[start]

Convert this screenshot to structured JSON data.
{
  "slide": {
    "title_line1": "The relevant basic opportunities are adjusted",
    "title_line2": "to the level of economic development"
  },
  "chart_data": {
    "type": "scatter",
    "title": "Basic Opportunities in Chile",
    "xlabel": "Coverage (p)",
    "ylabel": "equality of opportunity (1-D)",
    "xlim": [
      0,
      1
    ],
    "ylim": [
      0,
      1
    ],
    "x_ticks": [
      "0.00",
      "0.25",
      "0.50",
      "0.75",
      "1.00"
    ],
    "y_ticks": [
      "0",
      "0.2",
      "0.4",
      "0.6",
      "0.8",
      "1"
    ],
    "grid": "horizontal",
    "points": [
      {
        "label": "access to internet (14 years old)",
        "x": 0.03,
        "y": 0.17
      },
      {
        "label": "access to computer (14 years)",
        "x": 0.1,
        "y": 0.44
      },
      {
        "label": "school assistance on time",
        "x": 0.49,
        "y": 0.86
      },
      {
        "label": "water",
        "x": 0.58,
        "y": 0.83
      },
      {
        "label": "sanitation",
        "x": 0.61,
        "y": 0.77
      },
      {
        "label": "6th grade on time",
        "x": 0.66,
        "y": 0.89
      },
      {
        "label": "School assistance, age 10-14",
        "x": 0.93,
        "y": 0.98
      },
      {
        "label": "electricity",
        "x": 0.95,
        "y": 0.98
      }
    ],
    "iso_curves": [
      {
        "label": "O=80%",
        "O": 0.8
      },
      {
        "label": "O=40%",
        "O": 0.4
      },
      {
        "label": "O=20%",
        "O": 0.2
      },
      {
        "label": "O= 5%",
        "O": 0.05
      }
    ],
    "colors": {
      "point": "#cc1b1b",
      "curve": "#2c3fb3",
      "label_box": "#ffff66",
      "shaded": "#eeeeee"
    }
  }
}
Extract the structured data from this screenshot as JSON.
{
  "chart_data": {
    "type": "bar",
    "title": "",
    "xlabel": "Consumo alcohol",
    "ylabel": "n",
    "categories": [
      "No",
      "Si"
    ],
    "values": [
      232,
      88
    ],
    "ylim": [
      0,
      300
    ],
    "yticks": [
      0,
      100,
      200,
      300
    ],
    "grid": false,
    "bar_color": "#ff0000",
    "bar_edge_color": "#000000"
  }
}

[end]
[start]

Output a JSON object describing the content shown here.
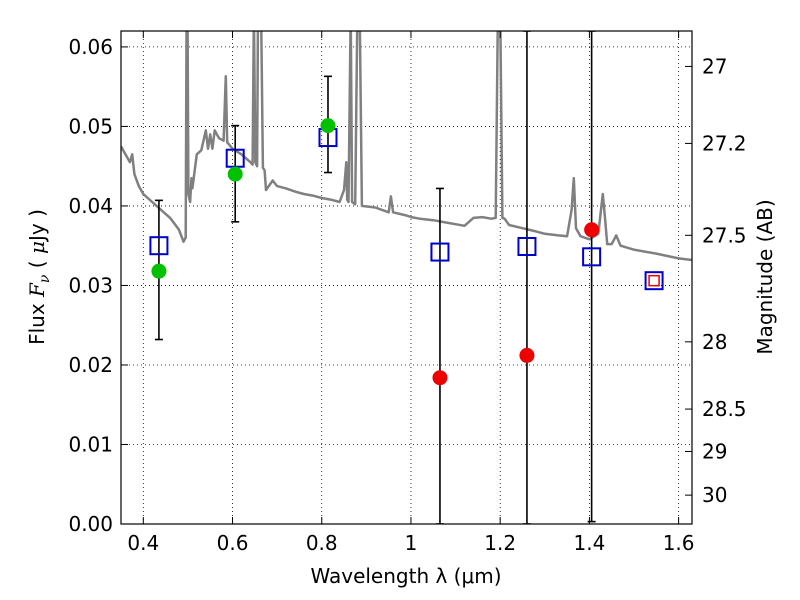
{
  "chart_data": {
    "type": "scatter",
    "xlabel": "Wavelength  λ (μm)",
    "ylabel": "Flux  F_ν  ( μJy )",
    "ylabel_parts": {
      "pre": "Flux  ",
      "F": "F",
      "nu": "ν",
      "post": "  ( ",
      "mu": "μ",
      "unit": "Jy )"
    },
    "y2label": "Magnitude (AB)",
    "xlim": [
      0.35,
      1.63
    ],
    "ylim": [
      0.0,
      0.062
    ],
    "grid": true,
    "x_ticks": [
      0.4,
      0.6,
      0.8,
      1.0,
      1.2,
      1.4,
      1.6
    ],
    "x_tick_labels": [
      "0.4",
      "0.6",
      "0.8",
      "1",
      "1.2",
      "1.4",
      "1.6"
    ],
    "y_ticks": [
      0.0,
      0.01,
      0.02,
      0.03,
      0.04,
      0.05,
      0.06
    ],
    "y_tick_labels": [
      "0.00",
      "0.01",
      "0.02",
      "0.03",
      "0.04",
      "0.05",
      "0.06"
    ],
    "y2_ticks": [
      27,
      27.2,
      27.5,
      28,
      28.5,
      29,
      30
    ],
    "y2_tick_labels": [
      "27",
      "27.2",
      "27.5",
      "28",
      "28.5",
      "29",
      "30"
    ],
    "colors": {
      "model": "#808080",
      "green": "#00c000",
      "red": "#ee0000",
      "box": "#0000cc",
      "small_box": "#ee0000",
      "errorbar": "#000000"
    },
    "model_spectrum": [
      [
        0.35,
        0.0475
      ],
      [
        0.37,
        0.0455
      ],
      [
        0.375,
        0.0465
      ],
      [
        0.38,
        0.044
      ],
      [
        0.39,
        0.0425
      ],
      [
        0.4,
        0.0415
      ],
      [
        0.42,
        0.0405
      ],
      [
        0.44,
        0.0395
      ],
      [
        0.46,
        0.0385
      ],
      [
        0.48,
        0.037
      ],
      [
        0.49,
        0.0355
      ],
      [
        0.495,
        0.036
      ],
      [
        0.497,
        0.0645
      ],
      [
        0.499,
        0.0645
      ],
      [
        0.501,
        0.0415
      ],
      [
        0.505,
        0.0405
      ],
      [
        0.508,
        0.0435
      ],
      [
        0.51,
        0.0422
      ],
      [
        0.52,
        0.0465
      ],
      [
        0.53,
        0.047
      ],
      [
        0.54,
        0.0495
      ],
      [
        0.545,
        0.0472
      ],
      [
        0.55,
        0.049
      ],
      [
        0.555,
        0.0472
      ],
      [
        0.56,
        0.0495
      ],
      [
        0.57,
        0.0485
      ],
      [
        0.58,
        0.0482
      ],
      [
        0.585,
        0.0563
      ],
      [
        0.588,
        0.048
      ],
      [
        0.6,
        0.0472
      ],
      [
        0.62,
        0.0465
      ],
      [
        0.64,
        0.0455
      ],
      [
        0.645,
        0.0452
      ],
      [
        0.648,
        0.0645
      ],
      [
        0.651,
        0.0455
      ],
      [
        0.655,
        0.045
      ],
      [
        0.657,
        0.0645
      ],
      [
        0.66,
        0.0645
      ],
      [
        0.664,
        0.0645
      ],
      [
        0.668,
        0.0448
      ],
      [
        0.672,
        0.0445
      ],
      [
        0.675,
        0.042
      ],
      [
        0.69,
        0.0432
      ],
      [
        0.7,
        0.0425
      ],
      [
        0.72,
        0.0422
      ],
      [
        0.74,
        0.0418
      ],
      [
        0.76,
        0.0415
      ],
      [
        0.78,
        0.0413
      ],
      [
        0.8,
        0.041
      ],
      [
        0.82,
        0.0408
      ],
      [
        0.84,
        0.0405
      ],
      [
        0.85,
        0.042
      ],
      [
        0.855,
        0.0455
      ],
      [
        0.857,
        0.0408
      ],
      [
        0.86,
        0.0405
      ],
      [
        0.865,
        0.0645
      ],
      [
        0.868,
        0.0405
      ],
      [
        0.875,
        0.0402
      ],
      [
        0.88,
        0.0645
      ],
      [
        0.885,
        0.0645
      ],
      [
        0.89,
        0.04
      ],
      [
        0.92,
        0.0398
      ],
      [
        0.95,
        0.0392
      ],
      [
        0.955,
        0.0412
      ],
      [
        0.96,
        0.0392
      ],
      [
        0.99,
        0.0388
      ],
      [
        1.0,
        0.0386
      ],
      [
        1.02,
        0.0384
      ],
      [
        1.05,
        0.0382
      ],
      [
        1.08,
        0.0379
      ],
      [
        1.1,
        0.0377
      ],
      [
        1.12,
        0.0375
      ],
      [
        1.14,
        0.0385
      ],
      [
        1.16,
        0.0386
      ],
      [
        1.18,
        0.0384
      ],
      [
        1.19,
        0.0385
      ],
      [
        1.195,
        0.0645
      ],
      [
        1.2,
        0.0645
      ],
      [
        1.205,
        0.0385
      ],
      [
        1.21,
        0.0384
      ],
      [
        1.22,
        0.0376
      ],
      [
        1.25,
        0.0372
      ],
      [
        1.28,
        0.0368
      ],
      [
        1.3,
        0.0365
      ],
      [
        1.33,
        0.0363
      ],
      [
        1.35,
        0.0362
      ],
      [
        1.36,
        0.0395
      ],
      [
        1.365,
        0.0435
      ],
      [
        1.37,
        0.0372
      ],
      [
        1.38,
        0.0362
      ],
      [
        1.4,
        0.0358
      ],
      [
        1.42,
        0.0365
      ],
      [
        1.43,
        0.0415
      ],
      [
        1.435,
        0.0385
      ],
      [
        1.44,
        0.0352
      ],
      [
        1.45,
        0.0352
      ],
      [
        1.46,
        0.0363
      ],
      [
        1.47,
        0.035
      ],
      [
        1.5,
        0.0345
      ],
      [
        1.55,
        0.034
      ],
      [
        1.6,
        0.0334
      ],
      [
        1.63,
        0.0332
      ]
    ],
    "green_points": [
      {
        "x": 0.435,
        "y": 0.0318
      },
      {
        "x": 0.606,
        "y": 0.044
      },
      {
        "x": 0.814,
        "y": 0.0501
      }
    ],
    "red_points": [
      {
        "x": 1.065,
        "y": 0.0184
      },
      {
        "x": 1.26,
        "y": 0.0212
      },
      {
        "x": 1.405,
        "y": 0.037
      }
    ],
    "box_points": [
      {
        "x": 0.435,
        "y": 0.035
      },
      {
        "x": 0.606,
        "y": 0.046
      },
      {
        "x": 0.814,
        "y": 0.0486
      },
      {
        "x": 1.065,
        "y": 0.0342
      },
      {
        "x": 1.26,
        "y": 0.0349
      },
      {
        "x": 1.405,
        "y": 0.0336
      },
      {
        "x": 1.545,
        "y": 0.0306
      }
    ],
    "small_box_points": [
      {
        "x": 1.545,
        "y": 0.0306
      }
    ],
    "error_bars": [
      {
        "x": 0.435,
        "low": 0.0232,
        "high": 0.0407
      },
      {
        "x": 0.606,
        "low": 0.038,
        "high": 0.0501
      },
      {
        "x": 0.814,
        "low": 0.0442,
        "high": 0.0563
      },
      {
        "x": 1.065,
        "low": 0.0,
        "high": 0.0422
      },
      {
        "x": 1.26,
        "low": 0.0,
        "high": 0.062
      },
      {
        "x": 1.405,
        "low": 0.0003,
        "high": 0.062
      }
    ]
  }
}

[end]

**Short exercise**
Show every line from the listing above in which the string "grid" appears.

**Expected answer**
    "grid": "horizontal",
    "grid": false,
    "grid": true,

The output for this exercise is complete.